>> start
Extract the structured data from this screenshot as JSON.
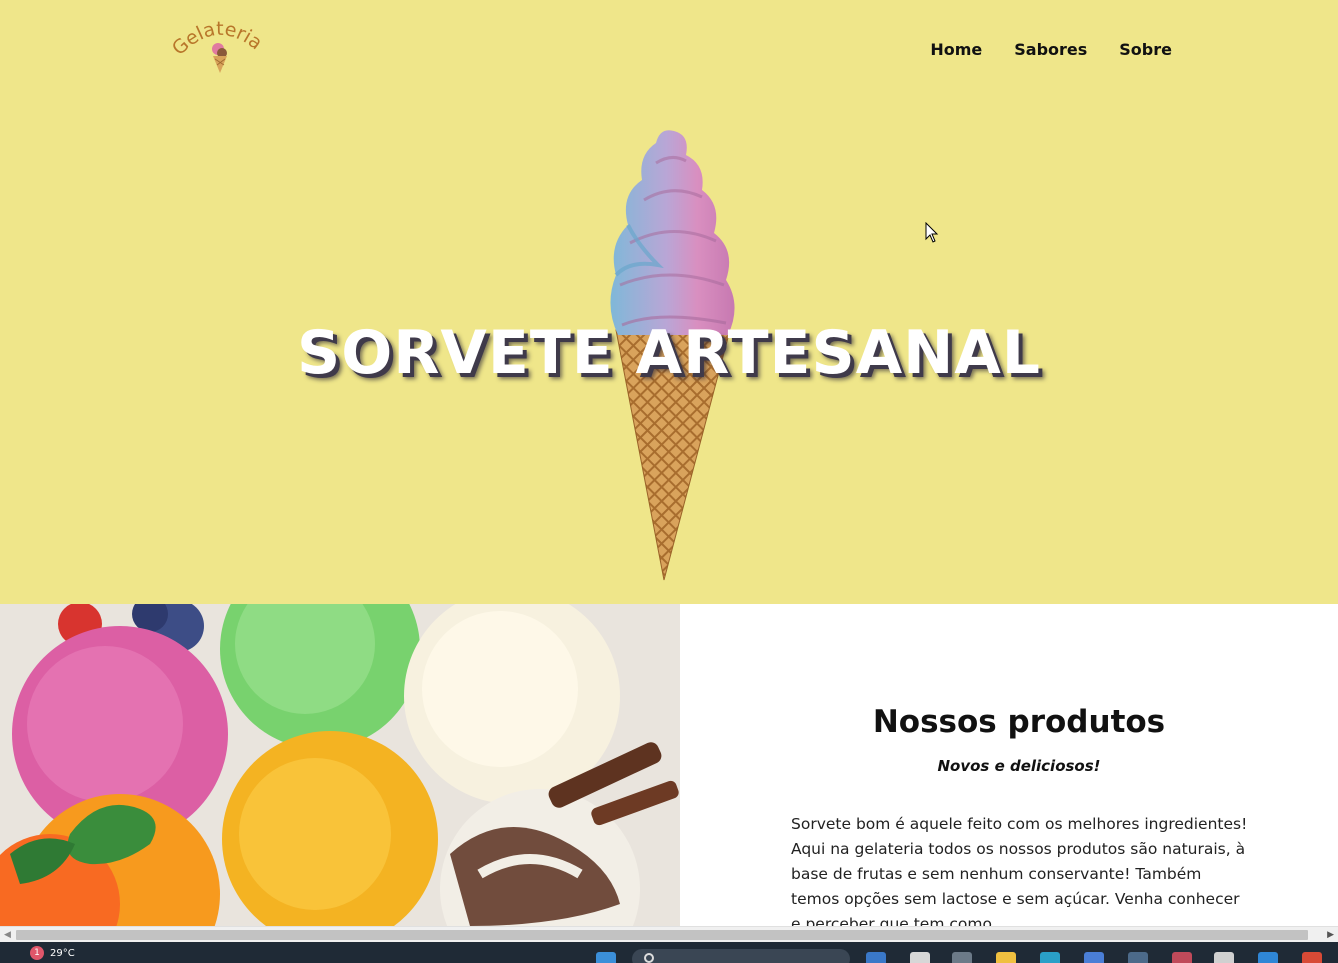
{
  "brand": {
    "logo_text": "Gelateria"
  },
  "nav": {
    "items": [
      "Home",
      "Sabores",
      "Sobre"
    ]
  },
  "hero": {
    "title": "SORVETE ARTESANAL"
  },
  "products": {
    "title": "Nossos produtos",
    "subtitle": "Novos e deliciosos!",
    "description": "Sorvete bom é aquele feito com os melhores ingredientes! Aqui na gelateria todos os nossos produtos são naturais, à base de frutas e sem nenhum conservante! Também temos opções sem lactose e sem açúcar. Venha conhecer e perceber que tem como"
  },
  "taskbar": {
    "notification_count": "1",
    "temperature": "29°C"
  },
  "colors": {
    "hero_background": "#efe68a",
    "logo": "#b8762a",
    "title_shadow": "#3f3a4a",
    "taskbar": "#1f2a36"
  },
  "icons": [
    "ice-cream-logo-icon",
    "mouse-cursor-icon",
    "scroll-left-arrow-icon",
    "scroll-right-arrow-icon",
    "windows-start-icon",
    "search-icon"
  ]
}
>> end
§ Aim of the exercise
Go through the listing above and list every line that has the word "arrow".

§ Finished task
    "scroll-left-arrow-icon",
    "scroll-right-arrow-icon",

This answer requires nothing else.